Required task: From the listing below, extract each line containing the string "JSON".

[Start]

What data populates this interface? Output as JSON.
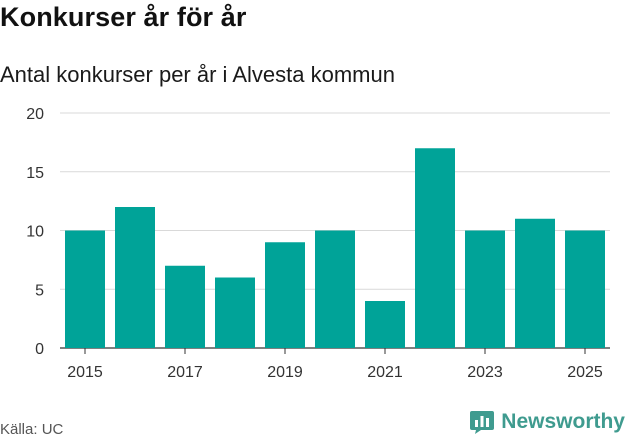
{
  "header": {
    "title": "Konkurser år för år",
    "subtitle": "Antal konkurser per år i Alvesta kommun"
  },
  "footer": {
    "source": "Källa: UC",
    "brand": "Newsworthy"
  },
  "colors": {
    "bar": "#00a398",
    "grid": "#d9d9d9",
    "brand": "#3f9b8f"
  },
  "chart_data": {
    "type": "bar",
    "categories": [
      "2015",
      "2016",
      "2017",
      "2018",
      "2019",
      "2020",
      "2021",
      "2022",
      "2023",
      "2024",
      "2025"
    ],
    "values": [
      10,
      12,
      7,
      6,
      9,
      10,
      4,
      17,
      10,
      11,
      10
    ],
    "x_tick_labels": [
      "2015",
      "2017",
      "2019",
      "2021",
      "2023",
      "2025"
    ],
    "y_ticks": [
      0,
      5,
      10,
      15,
      20
    ],
    "ylim": [
      0,
      20
    ],
    "title": "Konkurser år för år",
    "subtitle": "Antal konkurser per år i Alvesta kommun",
    "xlabel": "",
    "ylabel": "",
    "grid": true
  }
}
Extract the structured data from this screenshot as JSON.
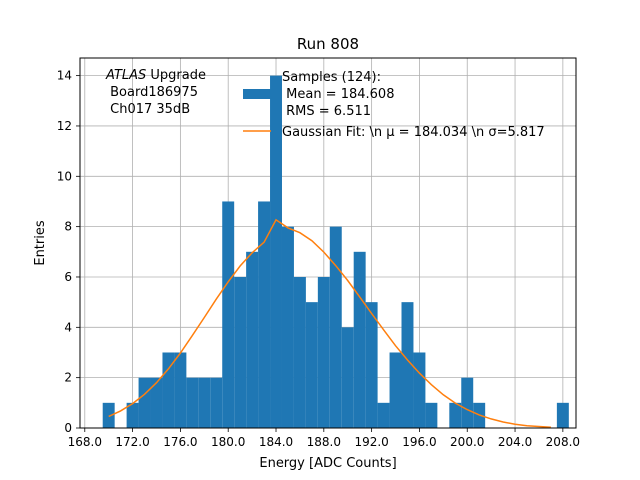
{
  "chart_data": {
    "type": "bar",
    "title": "Run 808",
    "xlabel": "Energy [ADC Counts]",
    "ylabel": "Entries",
    "xlim": [
      167.6,
      209.1
    ],
    "ylim": [
      0,
      14.7
    ],
    "grid": true,
    "xticks": [
      "168.0",
      "172.0",
      "176.0",
      "180.0",
      "184.0",
      "188.0",
      "192.0",
      "196.0",
      "200.0",
      "204.0",
      "208.0"
    ],
    "yticks": [
      "0",
      "2",
      "4",
      "6",
      "8",
      "10",
      "12",
      "14"
    ],
    "bin_edges": [
      169.5,
      170.5,
      171.5,
      172.5,
      173.5,
      174.5,
      175.5,
      176.5,
      177.5,
      178.5,
      179.5,
      180.5,
      181.5,
      182.5,
      183.5,
      184.5,
      185.5,
      186.5,
      187.5,
      188.5,
      189.5,
      190.5,
      191.5,
      192.5,
      193.5,
      194.5,
      195.5,
      196.5,
      197.5,
      198.5,
      199.5,
      200.5,
      201.5,
      202.5,
      203.5,
      204.5,
      205.5,
      206.5,
      207.5,
      208.5
    ],
    "series": [
      {
        "name": "Samples (124):\n Mean = 184.608\n RMS = 6.511",
        "kind": "histogram",
        "color": "#1f77b4",
        "values": [
          1,
          0,
          1,
          2,
          2,
          3,
          3,
          2,
          2,
          2,
          9,
          6,
          7,
          9,
          14,
          8,
          6,
          5,
          6,
          8,
          4,
          7,
          5,
          1,
          3,
          5,
          3,
          1,
          0,
          1,
          2,
          1,
          0,
          0,
          0,
          0,
          0,
          0,
          1
        ]
      },
      {
        "name": "Gaussian Fit: \\n μ = 184.034 \\n σ=5.817",
        "kind": "line",
        "color": "#ff7f0e",
        "x": [
          170.0,
          171.0,
          172.0,
          173.0,
          174.0,
          175.0,
          176.0,
          177.0,
          178.0,
          179.0,
          180.0,
          181.0,
          182.0,
          183.0,
          184.0,
          185.0,
          186.0,
          187.0,
          188.0,
          189.0,
          190.0,
          191.0,
          192.0,
          193.0,
          194.0,
          195.0,
          196.0,
          197.0,
          198.0,
          199.0,
          200.0,
          201.0,
          202.0,
          203.0,
          204.0,
          205.0,
          206.0,
          207.0
        ],
        "y": [
          0.46,
          0.68,
          0.97,
          1.34,
          1.8,
          2.35,
          2.98,
          3.67,
          4.39,
          5.12,
          5.81,
          6.44,
          6.96,
          7.38,
          8.27,
          7.95,
          7.76,
          7.44,
          6.99,
          6.45,
          5.86,
          5.21,
          4.55,
          3.9,
          3.27,
          2.7,
          2.18,
          1.72,
          1.32,
          0.99,
          0.73,
          0.52,
          0.36,
          0.24,
          0.15,
          0.09,
          0.06,
          0.03
        ]
      }
    ],
    "annotation": [
      "ATLAS",
      " Upgrade",
      " Board186975",
      " Ch017 35dB"
    ],
    "legend_position": "upper-right"
  }
}
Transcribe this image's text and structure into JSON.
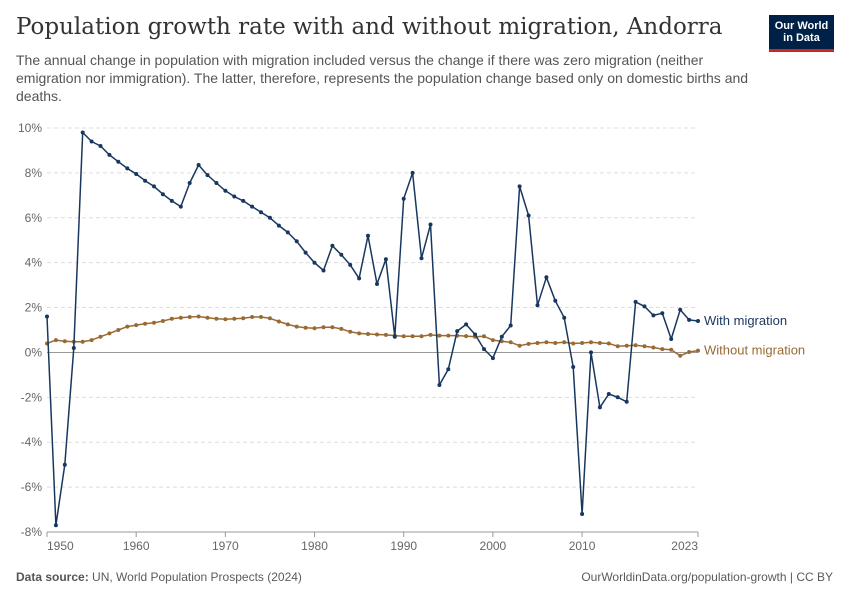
{
  "header": {
    "title": "Population growth rate with and without migration, Andorra",
    "subtitle": "The annual change in population with migration included versus the change if there was zero migration (neither emigration nor immigration). The latter, therefore, represents the population change based only on domestic births and deaths."
  },
  "logo": {
    "line1": "Our World",
    "line2": "in Data"
  },
  "footer": {
    "source_label": "Data source:",
    "source_text": "UN, World Population Prospects (2024)",
    "credit": "OurWorldinData.org/population-growth | CC BY"
  },
  "colors": {
    "with_migration": "#18375f",
    "without_migration": "#9a6a34",
    "grid": "#dddddd",
    "zero_line": "#999999"
  },
  "chart_data": {
    "type": "line",
    "title": "Population growth rate with and without migration, Andorra",
    "xlim": [
      1950,
      2023
    ],
    "ylim": [
      -8,
      10
    ],
    "y_ticks": [
      -8,
      -6,
      -4,
      -2,
      0,
      2,
      4,
      6,
      8,
      10
    ],
    "y_tick_labels": [
      "-8%",
      "-6%",
      "-4%",
      "-2%",
      "0%",
      "2%",
      "4%",
      "6%",
      "8%",
      "10%"
    ],
    "x_ticks": [
      1950,
      1960,
      1970,
      1980,
      1990,
      2000,
      2010,
      2023
    ],
    "x_tick_labels": [
      "1950",
      "1960",
      "1970",
      "1980",
      "1990",
      "2000",
      "2010",
      "2023"
    ],
    "grid": "horizontal dashed",
    "legend": "inline labels at right end of lines",
    "x": [
      1950,
      1951,
      1952,
      1953,
      1954,
      1955,
      1956,
      1957,
      1958,
      1959,
      1960,
      1961,
      1962,
      1963,
      1964,
      1965,
      1966,
      1967,
      1968,
      1969,
      1970,
      1971,
      1972,
      1973,
      1974,
      1975,
      1976,
      1977,
      1978,
      1979,
      1980,
      1981,
      1982,
      1983,
      1984,
      1985,
      1986,
      1987,
      1988,
      1989,
      1990,
      1991,
      1992,
      1993,
      1994,
      1995,
      1996,
      1997,
      1998,
      1999,
      2000,
      2001,
      2002,
      2003,
      2004,
      2005,
      2006,
      2007,
      2008,
      2009,
      2010,
      2011,
      2012,
      2013,
      2014,
      2015,
      2016,
      2017,
      2018,
      2019,
      2020,
      2021,
      2022,
      2023
    ],
    "series": [
      {
        "name": "With migration",
        "values": [
          1.6,
          -7.7,
          -5.0,
          0.2,
          9.8,
          9.4,
          9.2,
          8.8,
          8.5,
          8.2,
          7.95,
          7.65,
          7.4,
          7.05,
          6.75,
          6.5,
          7.55,
          8.35,
          7.9,
          7.55,
          7.2,
          6.95,
          6.75,
          6.5,
          6.25,
          6.0,
          5.65,
          5.35,
          4.95,
          4.45,
          4.0,
          3.65,
          4.75,
          4.35,
          3.9,
          3.3,
          5.2,
          3.05,
          4.15,
          0.7,
          6.85,
          8.0,
          4.2,
          5.7,
          -1.45,
          -0.75,
          0.95,
          1.25,
          0.8,
          0.15,
          -0.25,
          0.7,
          1.2,
          7.4,
          6.1,
          2.1,
          3.35,
          2.3,
          1.55,
          -0.65,
          -7.2,
          0.0,
          -2.45,
          -1.85,
          -2.0,
          -2.2,
          2.25,
          2.05,
          1.65,
          1.75,
          0.6,
          1.9,
          1.45,
          1.4
        ]
      },
      {
        "name": "Without migration",
        "values": [
          0.4,
          0.55,
          0.5,
          0.48,
          0.48,
          0.55,
          0.7,
          0.85,
          1.0,
          1.15,
          1.22,
          1.28,
          1.32,
          1.4,
          1.5,
          1.55,
          1.58,
          1.6,
          1.55,
          1.5,
          1.48,
          1.5,
          1.52,
          1.58,
          1.58,
          1.52,
          1.38,
          1.25,
          1.15,
          1.1,
          1.08,
          1.12,
          1.12,
          1.05,
          0.92,
          0.85,
          0.82,
          0.8,
          0.78,
          0.75,
          0.72,
          0.72,
          0.72,
          0.78,
          0.75,
          0.75,
          0.75,
          0.73,
          0.7,
          0.72,
          0.55,
          0.5,
          0.45,
          0.3,
          0.38,
          0.42,
          0.45,
          0.42,
          0.45,
          0.4,
          0.42,
          0.45,
          0.42,
          0.4,
          0.28,
          0.3,
          0.32,
          0.28,
          0.22,
          0.15,
          0.12,
          -0.15,
          0.02,
          0.08
        ]
      }
    ]
  }
}
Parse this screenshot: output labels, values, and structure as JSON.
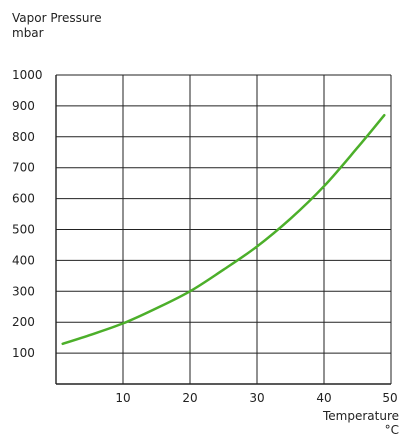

[End]

Solved exercise:
What data populates this interface? Output as JSON.
Extract the structured data from this screenshot as JSON.
Transcribe this image's text and structure into JSON.
Parse this screenshot: output labels, values, and structure as JSON.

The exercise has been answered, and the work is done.